▶ **SELECTED EXCERPT**
This makes me feel squeamish. No, actually this makes me feel disturbed and yet rather entertained at the same time. You're against...an internet provider? Like, I suppose I can understand this, if they ever did anything to harm you personally, or gave you bad service, or something...although I doubt you'd ever admit to even emailing someone with an AOL address. But wishing harm on their 20 million users?? For their choice of an ISP?? Huh? Did you run that statement by yourself before you wrote it??
I'm not tyring to sound supiror or anything, but why didn't these people do research before they signed up to AOL?
Well you sure as hell don't come off looking too "supiror". Why didn't you do research on the English language before you presumed to write it down?
$21.95? Most of the local ISPs around here are $14.95 or under, and offer everything AOL has.

▶ **Collected data entries**

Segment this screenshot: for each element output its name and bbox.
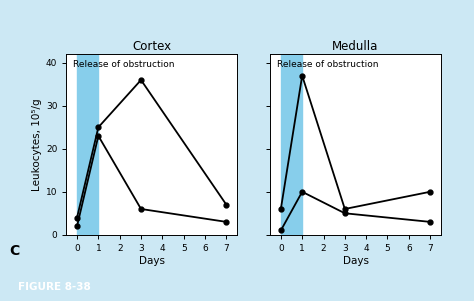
Text: C: C bbox=[9, 244, 20, 258]
Bar bbox=[77, 54, 99, 235]
Text: Release of obstruction: Release of obstruction bbox=[277, 60, 379, 69]
Title: Cortex: Cortex bbox=[132, 40, 171, 53]
X-axis label: Days: Days bbox=[343, 256, 368, 265]
Text: FIGURE 8-38: FIGURE 8-38 bbox=[18, 282, 91, 293]
Title: Medulla: Medulla bbox=[332, 40, 379, 53]
Text: Release of obstruction: Release of obstruction bbox=[73, 60, 175, 69]
Y-axis label: Leukocytes, 10⁵/g: Leukocytes, 10⁵/g bbox=[32, 98, 42, 191]
X-axis label: Days: Days bbox=[139, 256, 164, 265]
Bar bbox=[281, 54, 302, 235]
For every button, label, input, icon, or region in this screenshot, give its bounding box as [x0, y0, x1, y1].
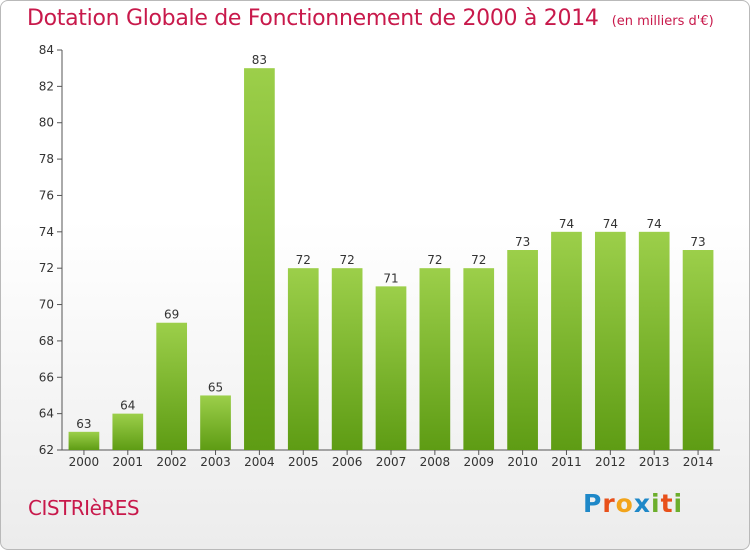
y-tick-label: 80 — [39, 116, 54, 130]
x-tick-label: 2014 — [683, 455, 714, 469]
value-label: 73 — [515, 235, 530, 249]
bar-2009 — [463, 268, 495, 450]
x-tick-label: 2000 — [69, 455, 100, 469]
logo-letter: x — [633, 489, 651, 518]
x-tick-label: 2012 — [595, 455, 626, 469]
y-tick-label: 82 — [39, 79, 54, 93]
bar-2003 — [200, 395, 231, 450]
x-tick-label: 2011 — [551, 455, 582, 469]
value-label: 65 — [208, 380, 223, 394]
x-tick-label: 2008 — [420, 455, 451, 469]
bar-2010 — [507, 250, 538, 450]
y-tick-label: 70 — [39, 298, 54, 312]
x-tick-label: 2002 — [156, 455, 187, 469]
y-tick-label: 74 — [39, 225, 54, 239]
x-axis: 2000 2001 2002 2003 2004 2005 2006 2007 2008 2009… — [62, 449, 720, 469]
value-label: 74 — [603, 217, 618, 231]
value-label: 71 — [383, 271, 398, 285]
x-tick-label: 2010 — [507, 455, 538, 469]
y-tick-label: 84 — [39, 43, 54, 57]
bar-2001 — [112, 413, 144, 450]
x-tick-label: 2003 — [200, 455, 231, 469]
value-label: 83 — [252, 53, 267, 67]
x-tick-label: 2007 — [376, 455, 407, 469]
value-label: 72 — [296, 253, 311, 267]
y-tick-label: 72 — [39, 261, 54, 275]
logo-letter: r — [602, 489, 616, 518]
logo-letter: i — [651, 489, 661, 518]
chart-title-block: Dotation Globale de Fonctionnement de 20… — [27, 6, 714, 31]
x-tick-label: 2004 — [244, 455, 275, 469]
chart-title: Dotation Globale de Fonctionnement de 20… — [27, 6, 599, 31]
bar-2007 — [375, 286, 407, 450]
logo-letter: P — [583, 489, 603, 518]
value-labels-group: 63 64 69 65 83 72 72 71 72 72 73 74 74 74 73 — [76, 53, 705, 431]
unit-note: (en milliers d'€) — [611, 14, 714, 29]
y-tick-label: 62 — [39, 443, 54, 457]
x-tick-label: 2005 — [288, 455, 319, 469]
bar-2011 — [551, 231, 582, 450]
x-tick-label: 2013 — [639, 455, 670, 469]
y-tick-label: 76 — [39, 188, 54, 202]
value-label: 69 — [164, 308, 179, 322]
value-label: 72 — [471, 253, 486, 267]
logo-letter: i — [673, 489, 684, 518]
logo-letter: o — [615, 489, 634, 518]
y-tick-label: 78 — [39, 152, 54, 166]
bar-2000 — [68, 431, 100, 450]
bar-2014 — [682, 250, 714, 450]
y-tick-label: 68 — [39, 334, 54, 348]
bars-group — [68, 68, 714, 450]
x-tick-label: 2009 — [463, 455, 494, 469]
commune-name: CISTRIèRES — [28, 496, 140, 520]
y-tick-label: 64 — [39, 407, 54, 421]
bar-2006 — [331, 268, 363, 450]
x-tick-label: 2006 — [332, 455, 363, 469]
value-label: 74 — [647, 217, 662, 231]
bar-2002 — [156, 322, 188, 450]
value-label: 74 — [559, 217, 574, 231]
y-axis: 62 64 66 68 70 72 74 76 78 80 82 84 — [39, 43, 63, 457]
logo-letter: t — [660, 489, 674, 518]
value-label: 72 — [427, 253, 442, 267]
bar-2012 — [594, 231, 626, 450]
bar-2008 — [419, 268, 451, 450]
value-label: 73 — [690, 235, 705, 249]
value-label: 72 — [339, 253, 354, 267]
y-tick-label: 66 — [39, 370, 54, 384]
bar-2013 — [638, 231, 670, 450]
bar-2004 — [244, 68, 275, 450]
value-label: 64 — [120, 399, 135, 413]
proxiti-logo: Proxiti — [583, 489, 683, 518]
value-label: 63 — [76, 417, 91, 431]
x-tick-label: 2001 — [113, 455, 144, 469]
bar-2005 — [287, 268, 319, 450]
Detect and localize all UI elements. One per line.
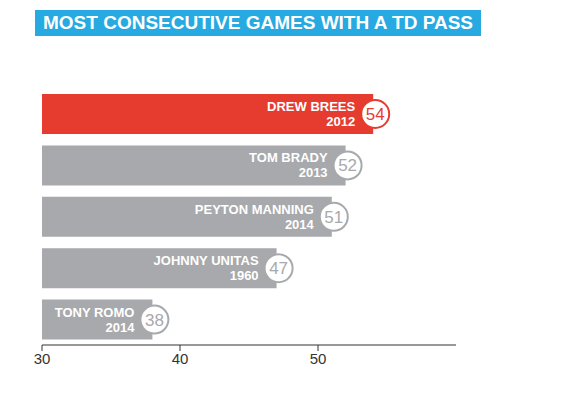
svg-text:30: 30 [34,350,51,367]
svg-text:DREW BREES2012: DREW BREES2012 [267,99,355,129]
svg-text:47: 47 [269,259,288,278]
svg-text:TONY ROMO2014: TONY ROMO2014 [55,305,135,335]
svg-text:38: 38 [145,311,164,330]
svg-text:PEYTON MANNING2014: PEYTON MANNING2014 [195,202,315,232]
svg-text:JOHNNY UNITAS1960: JOHNNY UNITAS1960 [154,253,259,283]
svg-text:52: 52 [338,156,357,175]
svg-text:TOM BRADY2013: TOM BRADY2013 [249,150,328,180]
svg-text:50: 50 [310,350,327,367]
html-text:MOST CONSECUTIVE GAMES WITH A: MOST CONSECUTIVE GAMES WITH A TD PASS [43,12,473,33]
svg-text:51: 51 [324,208,343,227]
svg-text:40: 40 [172,350,189,367]
svg-text:54: 54 [366,105,385,124]
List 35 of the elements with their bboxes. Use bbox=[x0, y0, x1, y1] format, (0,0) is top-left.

▶ **SET TASK**
Answer these about the comments on AOL:
(a) How many users does the first comment say AOL has?
(b) What does the second comment ask that people should have done before signing up to AOL?
(c) What do most local ISPs charge, according to the last comment?

▶ **OUTPUT OF THE EXERCISE**
(a) 20 million
(b) Research
(c) $14.95 or under